▶ **TASK DESCRIPTION**
Pick out all lines with the word "this" from the records that follow.

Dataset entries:
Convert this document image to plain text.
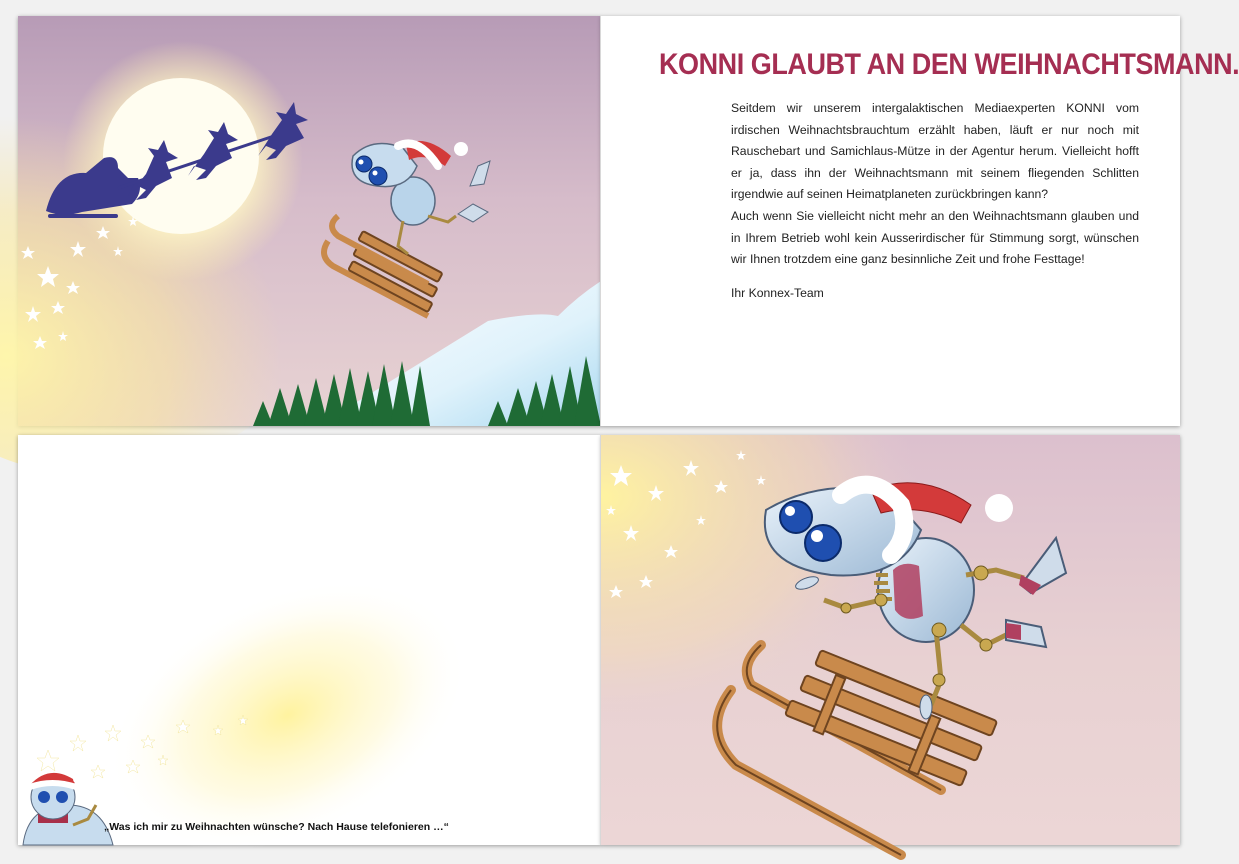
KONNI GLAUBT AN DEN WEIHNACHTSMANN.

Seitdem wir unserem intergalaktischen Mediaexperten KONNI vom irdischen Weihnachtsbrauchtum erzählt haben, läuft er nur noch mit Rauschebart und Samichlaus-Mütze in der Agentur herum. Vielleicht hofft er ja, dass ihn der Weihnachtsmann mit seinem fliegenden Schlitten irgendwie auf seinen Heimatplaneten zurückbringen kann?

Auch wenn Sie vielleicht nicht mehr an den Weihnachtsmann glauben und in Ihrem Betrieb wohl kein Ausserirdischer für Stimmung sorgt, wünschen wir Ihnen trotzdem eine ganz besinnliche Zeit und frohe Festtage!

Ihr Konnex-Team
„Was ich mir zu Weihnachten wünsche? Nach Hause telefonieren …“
* * *
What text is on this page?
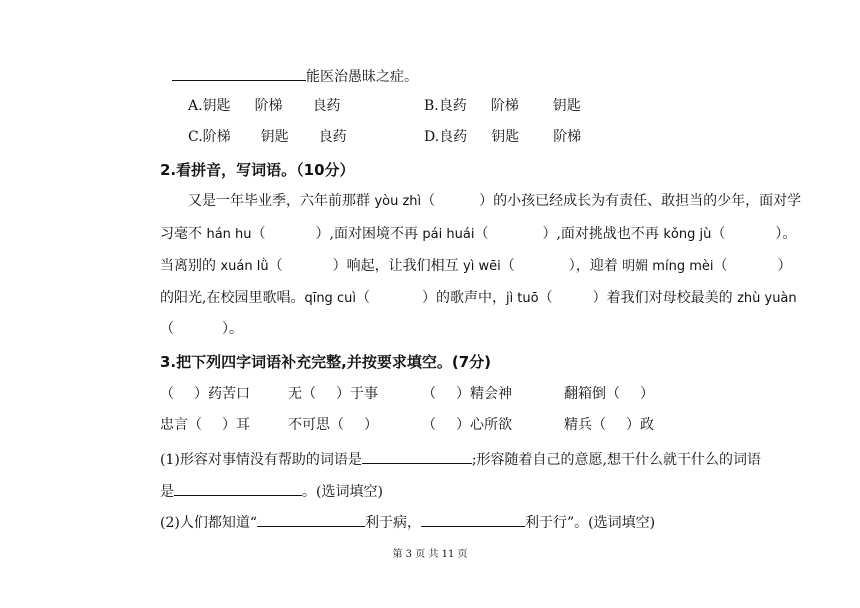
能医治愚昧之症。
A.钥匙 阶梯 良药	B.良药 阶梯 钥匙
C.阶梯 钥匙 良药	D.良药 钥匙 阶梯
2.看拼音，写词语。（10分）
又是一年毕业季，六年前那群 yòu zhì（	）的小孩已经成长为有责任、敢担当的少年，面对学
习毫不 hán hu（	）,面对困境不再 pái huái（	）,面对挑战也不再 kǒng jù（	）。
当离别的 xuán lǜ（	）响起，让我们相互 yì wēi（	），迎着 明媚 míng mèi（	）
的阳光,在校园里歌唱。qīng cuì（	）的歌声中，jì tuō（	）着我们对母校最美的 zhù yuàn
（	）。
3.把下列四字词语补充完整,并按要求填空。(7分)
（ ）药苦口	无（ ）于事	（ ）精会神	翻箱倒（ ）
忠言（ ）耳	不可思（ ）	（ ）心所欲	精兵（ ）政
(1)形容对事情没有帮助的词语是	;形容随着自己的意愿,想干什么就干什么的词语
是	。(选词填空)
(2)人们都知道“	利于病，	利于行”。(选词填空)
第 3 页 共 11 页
...
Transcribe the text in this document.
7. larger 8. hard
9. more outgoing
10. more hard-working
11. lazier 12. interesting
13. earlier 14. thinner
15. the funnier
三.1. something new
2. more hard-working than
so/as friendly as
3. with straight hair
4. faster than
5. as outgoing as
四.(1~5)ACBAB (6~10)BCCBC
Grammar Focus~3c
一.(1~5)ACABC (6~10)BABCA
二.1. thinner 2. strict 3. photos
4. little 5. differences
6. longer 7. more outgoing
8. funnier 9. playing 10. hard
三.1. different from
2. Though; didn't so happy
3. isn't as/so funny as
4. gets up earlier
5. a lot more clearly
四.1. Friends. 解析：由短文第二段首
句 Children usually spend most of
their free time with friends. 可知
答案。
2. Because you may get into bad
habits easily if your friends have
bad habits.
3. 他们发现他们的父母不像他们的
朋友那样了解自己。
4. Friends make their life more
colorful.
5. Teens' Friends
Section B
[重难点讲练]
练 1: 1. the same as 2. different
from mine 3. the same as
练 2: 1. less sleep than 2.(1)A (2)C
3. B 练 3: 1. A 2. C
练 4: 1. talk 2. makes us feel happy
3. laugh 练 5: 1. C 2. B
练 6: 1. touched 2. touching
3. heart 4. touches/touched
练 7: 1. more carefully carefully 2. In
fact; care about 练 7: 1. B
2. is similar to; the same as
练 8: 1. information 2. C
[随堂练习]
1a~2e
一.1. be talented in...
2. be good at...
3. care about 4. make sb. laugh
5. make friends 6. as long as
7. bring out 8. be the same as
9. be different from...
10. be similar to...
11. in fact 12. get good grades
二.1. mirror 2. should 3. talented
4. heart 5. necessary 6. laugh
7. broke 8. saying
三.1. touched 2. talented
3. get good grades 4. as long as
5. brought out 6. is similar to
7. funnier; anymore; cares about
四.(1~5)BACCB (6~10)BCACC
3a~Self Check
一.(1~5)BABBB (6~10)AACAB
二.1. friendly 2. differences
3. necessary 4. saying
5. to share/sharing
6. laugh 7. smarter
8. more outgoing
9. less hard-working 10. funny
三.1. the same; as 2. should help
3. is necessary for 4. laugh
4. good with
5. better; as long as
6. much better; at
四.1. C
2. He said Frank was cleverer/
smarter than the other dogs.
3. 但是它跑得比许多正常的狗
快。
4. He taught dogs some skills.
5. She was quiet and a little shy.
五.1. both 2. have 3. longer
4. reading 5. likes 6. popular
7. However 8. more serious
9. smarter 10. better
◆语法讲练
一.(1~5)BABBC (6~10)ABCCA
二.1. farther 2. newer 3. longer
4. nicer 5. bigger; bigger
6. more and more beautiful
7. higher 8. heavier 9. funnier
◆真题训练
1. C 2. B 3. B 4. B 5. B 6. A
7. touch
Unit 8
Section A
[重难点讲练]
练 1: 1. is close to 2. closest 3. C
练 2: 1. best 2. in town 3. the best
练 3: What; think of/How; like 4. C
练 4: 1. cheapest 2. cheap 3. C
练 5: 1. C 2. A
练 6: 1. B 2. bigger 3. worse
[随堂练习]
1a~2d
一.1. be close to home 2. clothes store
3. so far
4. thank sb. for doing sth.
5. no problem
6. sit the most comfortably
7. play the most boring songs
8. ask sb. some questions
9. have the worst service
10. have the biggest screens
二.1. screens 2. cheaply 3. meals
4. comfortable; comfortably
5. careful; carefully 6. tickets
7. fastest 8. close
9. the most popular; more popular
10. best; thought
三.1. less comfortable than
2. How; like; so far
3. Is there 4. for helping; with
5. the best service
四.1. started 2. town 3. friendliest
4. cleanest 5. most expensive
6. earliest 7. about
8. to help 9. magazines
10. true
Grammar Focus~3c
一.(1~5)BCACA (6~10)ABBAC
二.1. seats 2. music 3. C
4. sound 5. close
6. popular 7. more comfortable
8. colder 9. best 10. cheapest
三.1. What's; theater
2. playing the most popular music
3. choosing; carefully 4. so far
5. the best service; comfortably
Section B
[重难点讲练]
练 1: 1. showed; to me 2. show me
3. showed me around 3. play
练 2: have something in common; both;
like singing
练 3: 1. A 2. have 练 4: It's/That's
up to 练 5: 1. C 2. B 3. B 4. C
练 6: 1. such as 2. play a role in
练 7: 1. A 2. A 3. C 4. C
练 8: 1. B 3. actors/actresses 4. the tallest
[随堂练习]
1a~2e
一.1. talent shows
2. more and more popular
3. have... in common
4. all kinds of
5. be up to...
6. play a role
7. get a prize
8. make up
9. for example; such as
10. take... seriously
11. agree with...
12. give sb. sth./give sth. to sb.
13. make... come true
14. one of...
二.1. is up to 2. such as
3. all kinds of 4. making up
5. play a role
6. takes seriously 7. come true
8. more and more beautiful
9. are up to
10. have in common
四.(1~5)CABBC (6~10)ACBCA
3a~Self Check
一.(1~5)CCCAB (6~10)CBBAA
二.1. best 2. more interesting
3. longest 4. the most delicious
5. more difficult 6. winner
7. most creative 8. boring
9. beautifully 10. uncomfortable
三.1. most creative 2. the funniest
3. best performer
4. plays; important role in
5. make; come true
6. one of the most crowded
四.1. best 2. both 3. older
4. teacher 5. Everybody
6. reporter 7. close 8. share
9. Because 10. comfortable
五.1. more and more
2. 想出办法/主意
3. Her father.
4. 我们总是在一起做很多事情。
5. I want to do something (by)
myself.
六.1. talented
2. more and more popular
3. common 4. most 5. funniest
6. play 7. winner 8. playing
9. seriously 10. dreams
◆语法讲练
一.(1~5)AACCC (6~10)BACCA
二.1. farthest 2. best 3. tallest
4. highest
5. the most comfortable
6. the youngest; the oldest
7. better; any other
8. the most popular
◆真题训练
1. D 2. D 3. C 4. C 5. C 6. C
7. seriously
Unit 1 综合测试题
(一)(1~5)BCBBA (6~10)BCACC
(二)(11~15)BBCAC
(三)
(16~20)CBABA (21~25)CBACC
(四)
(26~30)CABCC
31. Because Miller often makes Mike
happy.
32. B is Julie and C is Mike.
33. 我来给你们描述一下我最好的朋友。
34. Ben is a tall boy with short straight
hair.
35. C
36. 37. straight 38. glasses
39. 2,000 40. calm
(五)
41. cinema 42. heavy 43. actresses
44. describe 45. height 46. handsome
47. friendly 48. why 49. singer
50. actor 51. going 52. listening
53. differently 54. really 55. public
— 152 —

▶ **FULL SOLUTION**
Convert this document image to plain text.
What text is on this page?
Transcribe the text in this document.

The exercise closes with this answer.